Data items
---+---

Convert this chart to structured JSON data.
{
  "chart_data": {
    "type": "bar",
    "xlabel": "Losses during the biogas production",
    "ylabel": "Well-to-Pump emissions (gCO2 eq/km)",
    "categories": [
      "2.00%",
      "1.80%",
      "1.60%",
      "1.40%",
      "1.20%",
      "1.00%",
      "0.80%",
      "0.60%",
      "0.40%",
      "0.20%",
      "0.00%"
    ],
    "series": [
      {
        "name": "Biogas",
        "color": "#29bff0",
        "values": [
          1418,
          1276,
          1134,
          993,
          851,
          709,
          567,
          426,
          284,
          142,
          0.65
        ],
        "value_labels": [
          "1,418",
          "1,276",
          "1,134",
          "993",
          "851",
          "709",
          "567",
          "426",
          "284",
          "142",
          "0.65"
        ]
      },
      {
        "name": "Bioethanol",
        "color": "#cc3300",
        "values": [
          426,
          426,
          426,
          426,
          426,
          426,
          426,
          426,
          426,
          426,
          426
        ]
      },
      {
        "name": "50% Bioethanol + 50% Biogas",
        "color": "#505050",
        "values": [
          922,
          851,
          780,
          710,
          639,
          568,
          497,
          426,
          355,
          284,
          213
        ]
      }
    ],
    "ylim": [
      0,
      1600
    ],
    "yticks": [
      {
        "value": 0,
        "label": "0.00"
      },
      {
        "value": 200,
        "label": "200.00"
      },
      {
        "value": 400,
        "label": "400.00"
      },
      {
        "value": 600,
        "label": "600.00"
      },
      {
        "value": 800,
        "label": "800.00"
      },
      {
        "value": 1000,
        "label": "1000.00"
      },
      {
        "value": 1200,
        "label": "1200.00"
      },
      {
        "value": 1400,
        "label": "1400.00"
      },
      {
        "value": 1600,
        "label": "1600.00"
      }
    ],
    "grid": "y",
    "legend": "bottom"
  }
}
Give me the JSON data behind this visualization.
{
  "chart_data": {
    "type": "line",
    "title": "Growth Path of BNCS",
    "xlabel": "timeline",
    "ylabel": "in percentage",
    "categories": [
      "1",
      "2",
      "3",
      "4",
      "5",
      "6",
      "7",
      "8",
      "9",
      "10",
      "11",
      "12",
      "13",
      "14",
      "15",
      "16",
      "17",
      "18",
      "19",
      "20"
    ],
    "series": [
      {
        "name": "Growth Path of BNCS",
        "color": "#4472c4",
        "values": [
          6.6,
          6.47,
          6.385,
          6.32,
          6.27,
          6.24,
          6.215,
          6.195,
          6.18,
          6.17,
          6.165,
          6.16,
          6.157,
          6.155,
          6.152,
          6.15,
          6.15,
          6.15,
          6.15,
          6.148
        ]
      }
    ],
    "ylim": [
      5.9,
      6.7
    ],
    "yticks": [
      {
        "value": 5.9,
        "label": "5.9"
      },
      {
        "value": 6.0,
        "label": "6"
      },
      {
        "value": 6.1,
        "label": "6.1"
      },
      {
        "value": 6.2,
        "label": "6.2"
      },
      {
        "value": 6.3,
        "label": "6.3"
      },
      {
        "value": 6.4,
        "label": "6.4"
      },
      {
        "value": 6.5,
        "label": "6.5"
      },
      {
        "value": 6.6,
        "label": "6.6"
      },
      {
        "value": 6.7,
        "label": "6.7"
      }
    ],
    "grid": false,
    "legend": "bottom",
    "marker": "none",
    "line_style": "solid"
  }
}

---+---

◆ **Goal of the exercise**
Every record above should be output exactly.

◆ **Solution to the problem**
Convert this chart to structured JSON data.
{
  "chart_data": {
    "type": "bar",
    "xlabel": "Losses during the biogas production",
    "ylabel": "Well-to-Pump emissions (gCO2 eq/km)",
    "categories": [
      "2.00%",
      "1.80%",
      "1.60%",
      "1.40%",
      "1.20%",
      "1.00%",
      "0.80%",
      "0.60%",
      "0.40%",
      "0.20%",
      "0.00%"
    ],
    "series": [
      {
        "name": "Biogas",
        "color": "#29bff0",
        "values": [
          1418,
          1276,
          1134,
          993,
          851,
          709,
          567,
          426,
          284,
          142,
          0.65
        ],
        "value_labels": [
          "1,418",
          "1,276",
          "1,134",
          "993",
          "851",
          "709",
          "567",
          "426",
          "284",
          "142",
          "0.65"
        ]
      },
      {
        "name": "Bioethanol",
        "color": "#cc3300",
        "values": [
          426,
          426,
          426,
          426,
          426,
          426,
          426,
          426,
          426,
          426,
          426
        ]
      },
      {
        "name": "50% Bioethanol + 50% Biogas",
        "color": "#505050",
        "values": [
          922,
          851,
          780,
          710,
          639,
          568,
          497,
          426,
          355,
          284,
          213
        ]
      }
    ],
    "ylim": [
      0,
      1600
    ],
    "yticks": [
      {
        "value": 0,
        "label": "0.00"
      },
      {
        "value": 200,
        "label": "200.00"
      },
      {
        "value": 400,
        "label": "400.00"
      },
      {
        "value": 600,
        "label": "600.00"
      },
      {
        "value": 800,
        "label": "800.00"
      },
      {
        "value": 1000,
        "label": "1000.00"
      },
      {
        "value": 1200,
        "label": "1200.00"
      },
      {
        "value": 1400,
        "label": "1400.00"
      },
      {
        "value": 1600,
        "label": "1600.00"
      }
    ],
    "grid": "y",
    "legend": "bottom"
  }
}
Give me the JSON data behind this visualization.
{
  "chart_data": {
    "type": "line",
    "title": "Growth Path of BNCS",
    "xlabel": "timeline",
    "ylabel": "in percentage",
    "categories": [
      "1",
      "2",
      "3",
      "4",
      "5",
      "6",
      "7",
      "8",
      "9",
      "10",
      "11",
      "12",
      "13",
      "14",
      "15",
      "16",
      "17",
      "18",
      "19",
      "20"
    ],
    "series": [
      {
        "name": "Growth Path of BNCS",
        "color": "#4472c4",
        "values": [
          6.6,
          6.47,
          6.385,
          6.32,
          6.27,
          6.24,
          6.215,
          6.195,
          6.18,
          6.17,
          6.165,
          6.16,
          6.157,
          6.155,
          6.152,
          6.15,
          6.15,
          6.15,
          6.15,
          6.148
        ]
      }
    ],
    "ylim": [
      5.9,
      6.7
    ],
    "yticks": [
      {
        "value": 5.9,
        "label": "5.9"
      },
      {
        "value": 6.0,
        "label": "6"
      },
      {
        "value": 6.1,
        "label": "6.1"
      },
      {
        "value": 6.2,
        "label": "6.2"
      },
      {
        "value": 6.3,
        "label": "6.3"
      },
      {
        "value": 6.4,
        "label": "6.4"
      },
      {
        "value": 6.5,
        "label": "6.5"
      },
      {
        "value": 6.6,
        "label": "6.6"
      },
      {
        "value": 6.7,
        "label": "6.7"
      }
    ],
    "grid": false,
    "legend": "bottom",
    "marker": "none",
    "line_style": "solid"
  }
}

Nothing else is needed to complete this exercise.